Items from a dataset
┏━━
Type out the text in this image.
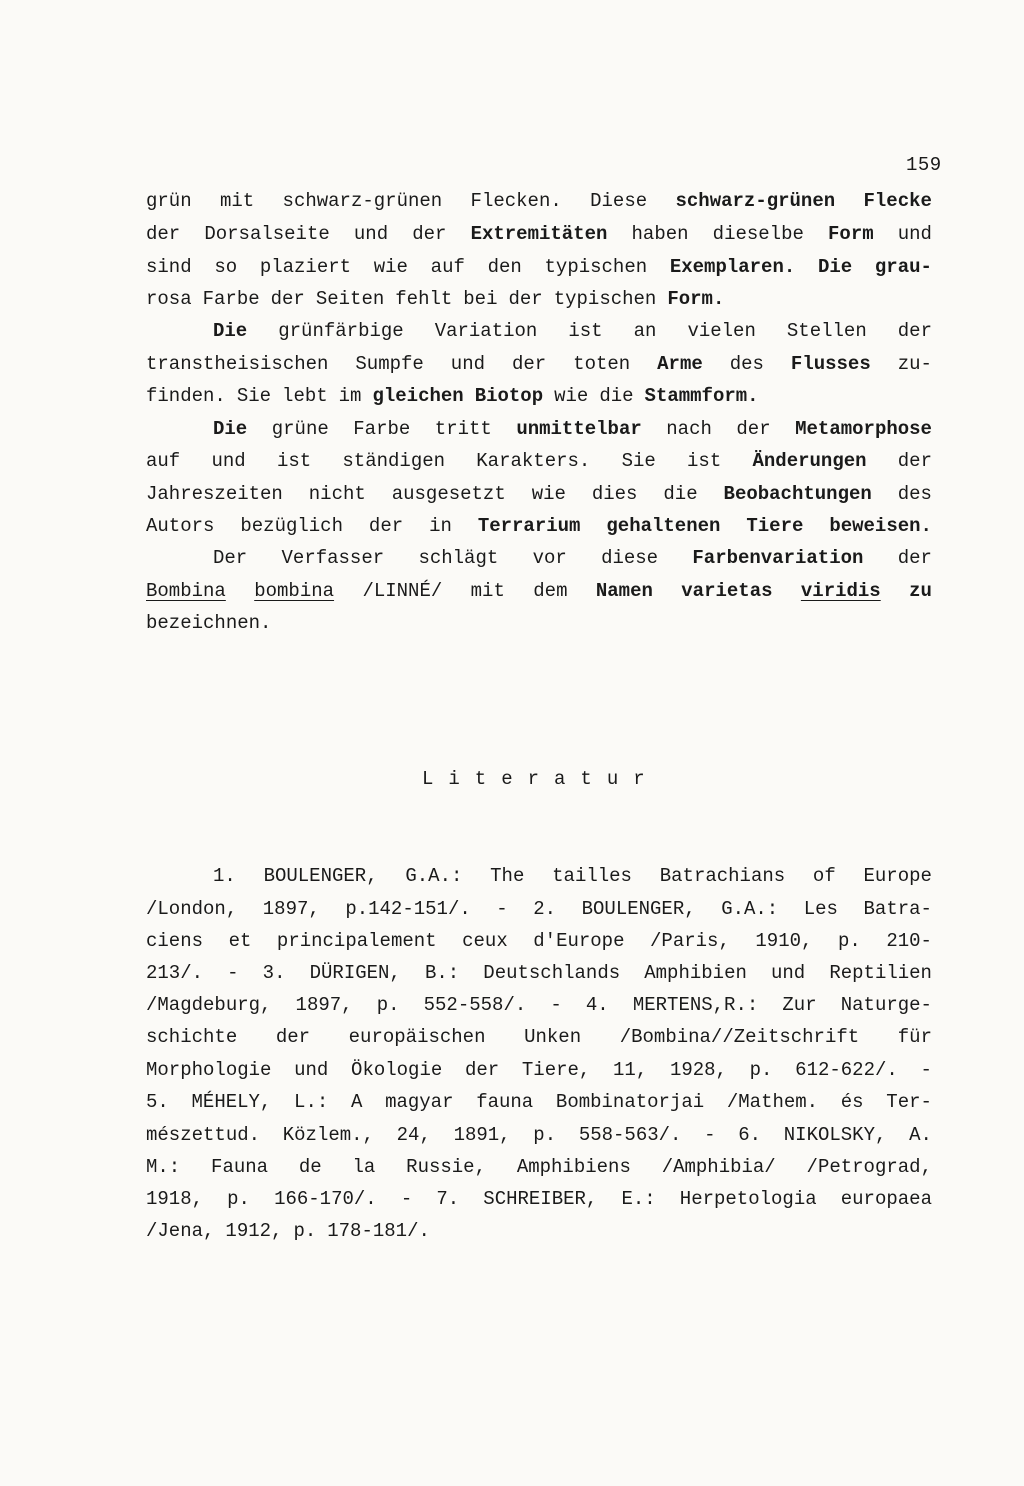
159
grün mit schwarz-grünen Flecken. Diese schwarz-grünen Flecke
der Dorsalseite und der Extremitäten haben dieselbe Form und
sind so plaziert wie auf den typischen Exemplaren. Die grau-
rosa Farbe der Seiten fehlt bei der typischen Form.
Die grünfärbige Variation ist an vielen Stellen der
transtheisischen Sumpfe und der toten Arme des Flusses zu-
finden. Sie lebt im gleichen Biotop wie die Stammform.
Die grüne Farbe tritt unmittelbar nach der Metamorphose
auf und ist ständigen Karakters. Sie ist Änderungen der
Jahreszeiten nicht ausgesetzt wie dies die Beobachtungen des
Autors bezüglich der in Terrarium gehaltenen Tiere beweisen.
Der Verfasser schlägt vor diese Farbenvariation der
Bombina bombina /LINNÉ/ mit dem Namen varietas viridis zu
bezeichnen.
Literatur
1. BOULENGER, G.A.: The tailles Batrachians of Europe
/London, 1897, p.142-151/. - 2. BOULENGER, G.A.: Les Batra-
ciens et principalement ceux d'Europe /Paris, 1910, p. 210-
213/. - 3. DÜRIGEN, B.: Deutschlands Amphibien und Reptilien
/Magdeburg, 1897, p. 552-558/. - 4. MERTENS,R.: Zur Naturge-
schichte der europäischen Unken /Bombina//Zeitschrift für
Morphologie und Ökologie der Tiere, 11, 1928, p. 612-622/. -
5. MÉHELY, L.: A magyar fauna Bombinatorjai /Mathem. és Ter-
mészettud. Közlem., 24, 1891, p. 558-563/. - 6. NIKOLSKY, A.
M.: Fauna de la Russie, Amphibiens /Amphibia/ /Petrograd,
1918, p. 166-170/. - 7. SCHREIBER, E.: Herpetologia europaea
/Jena, 1912, p. 178-181/.
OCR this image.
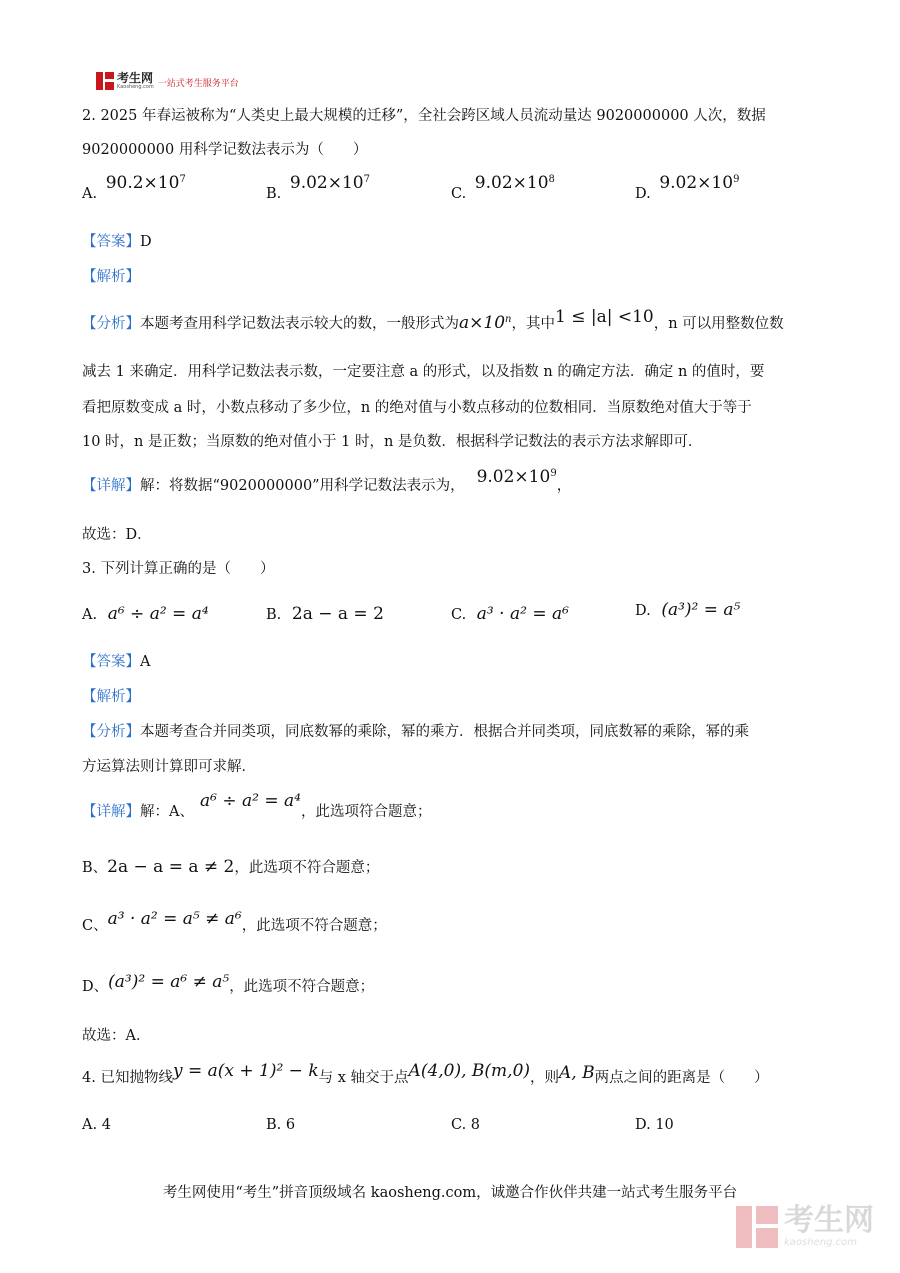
考生网
Kaosheng.com 一站式考生服务平台
2. 2025 年春运被称为“人类史上最大规模的迁移”，全社会跨区域人员流动量达 9020000000 人次，数据
9020000000 用科学记数法表示为（　　）
A. $90.2\times 10^7$
B. $9.02\times 10^7$
C. $9.02\times 10^8$
D. $9.02\times 10^9$
【答案】D
【解析】
【分析】本题考查用科学记数法表示较大的数，一般形式为$a\times 10^n$，其中1 ≤ |a| <10，n 可以用整数位数
减去 1 来确定．用科学记数法表示数，一定要注意 a 的形式，以及指数 n 的确定方法．确定 n 的值时，要
看把原数变成 a 时，小数点移动了多少位，n 的绝对值与小数点移动的位数相同．当原数绝对值大于等于
10 时，n 是正数；当原数的绝对值小于 1 时，n 是负数．根据科学记数法的表示方法求解即可．
【详解】解：将数据“9020000000”用科学记数法表示为， $9.02\times 10^9$，
故选：D．
3. 下列计算正确的是（　　）
A. a⁶ ÷ a² = a⁴	B. 2a − a = 2	C. a³ · a² = a⁶	D. (a³)² = a⁵
【答案】A
【解析】
【分析】本题考查合并同类项，同底数幂的乘除，幂的乘方．根据合并同类项，同底数幂的乘除，幂的乘
方运算法则计算即可求解．
【详解】解：A、a⁶ ÷ a² = a⁴，此选项符合题意；
B、2a − a = a ≠ 2，此选项不符合题意；
C、a³ · a² = a⁵ ≠ a⁶，此选项不符合题意；
D、(a³)² = a⁶ ≠ a⁵，此选项不符合题意；
故选：A．
4. 已知抛物线y = a(x + 1)² − k与 x 轴交于点A(4,0), B(m,0)，则A, B两点之间的距离是（　　）
A. 4	B. 6	C. 8	D. 10
考生网使用“考生”拼音顶级域名 kaosheng.com，诚邀合作伙伴共建一站式考生服务平台
考生网
kaosheng.com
┗━━
— WHAT IS ASKED —
All of the data above should be transcribed verbatim, with pictures omitted.

— RESULT —
Type out the text in this image.
159
grün mit schwarz-grünen Flecken. Diese schwarz-grünen Flecke
der Dorsalseite und der Extremitäten haben dieselbe Form und
sind so plaziert wie auf den typischen Exemplaren. Die grau-
rosa Farbe der Seiten fehlt bei der typischen Form.
Die grünfärbige Variation ist an vielen Stellen der
transtheisischen Sumpfe und der toten Arme des Flusses zu-
finden. Sie lebt im gleichen Biotop wie die Stammform.
Die grüne Farbe tritt unmittelbar nach der Metamorphose
auf und ist ständigen Karakters. Sie ist Änderungen der
Jahreszeiten nicht ausgesetzt wie dies die Beobachtungen des
Autors bezüglich der in Terrarium gehaltenen Tiere beweisen.
Der Verfasser schlägt vor diese Farbenvariation der
Bombina bombina /LINNÉ/ mit dem Namen varietas viridis zu
bezeichnen.
Literatur
1. BOULENGER, G.A.: The tailles Batrachians of Europe
/London, 1897, p.142-151/. - 2. BOULENGER, G.A.: Les Batra-
ciens et principalement ceux d'Europe /Paris, 1910, p. 210-
213/. - 3. DÜRIGEN, B.: Deutschlands Amphibien und Reptilien
/Magdeburg, 1897, p. 552-558/. - 4. MERTENS,R.: Zur Naturge-
schichte der europäischen Unken /Bombina//Zeitschrift für
Morphologie und Ökologie der Tiere, 11, 1928, p. 612-622/. -
5. MÉHELY, L.: A magyar fauna Bombinatorjai /Mathem. és Ter-
mészettud. Közlem., 24, 1891, p. 558-563/. - 6. NIKOLSKY, A.
M.: Fauna de la Russie, Amphibiens /Amphibia/ /Petrograd,
1918, p. 166-170/. - 7. SCHREIBER, E.: Herpetologia europaea
/Jena, 1912, p. 178-181/.
OCR this image.
考生网
Kaosheng.com 一站式考生服务平台
2. 2025 年春运被称为“人类史上最大规模的迁移”，全社会跨区域人员流动量达 9020000000 人次，数据
9020000000 用科学记数法表示为（　　）
A. $90.2\times 10^7$
B. $9.02\times 10^7$
C. $9.02\times 10^8$
D. $9.02\times 10^9$
【答案】D
【解析】
【分析】本题考查用科学记数法表示较大的数，一般形式为$a\times 10^n$，其中1 ≤ |a| <10，n 可以用整数位数
减去 1 来确定．用科学记数法表示数，一定要注意 a 的形式，以及指数 n 的确定方法．确定 n 的值时，要
看把原数变成 a 时，小数点移动了多少位，n 的绝对值与小数点移动的位数相同．当原数绝对值大于等于
10 时，n 是正数；当原数的绝对值小于 1 时，n 是负数．根据科学记数法的表示方法求解即可．
【详解】解：将数据“9020000000”用科学记数法表示为， $9.02\times 10^9$，
故选：D．
3. 下列计算正确的是（　　）
A. a⁶ ÷ a² = a⁴	B. 2a − a = 2	C. a³ · a² = a⁶	D. (a³)² = a⁵
【答案】A
【解析】
【分析】本题考查合并同类项，同底数幂的乘除，幂的乘方．根据合并同类项，同底数幂的乘除，幂的乘
方运算法则计算即可求解．
【详解】解：A、a⁶ ÷ a² = a⁴，此选项符合题意；
B、2a − a = a ≠ 2，此选项不符合题意；
C、a³ · a² = a⁵ ≠ a⁶，此选项不符合题意；
D、(a³)² = a⁶ ≠ a⁵，此选项不符合题意；
故选：A．
4. 已知抛物线y = a(x + 1)² − k与 x 轴交于点A(4,0), B(m,0)，则A, B两点之间的距离是（　　）
A. 4	B. 6	C. 8	D. 10
考生网使用“考生”拼音顶级域名 kaosheng.com，诚邀合作伙伴共建一站式考生服务平台
考生网
kaosheng.com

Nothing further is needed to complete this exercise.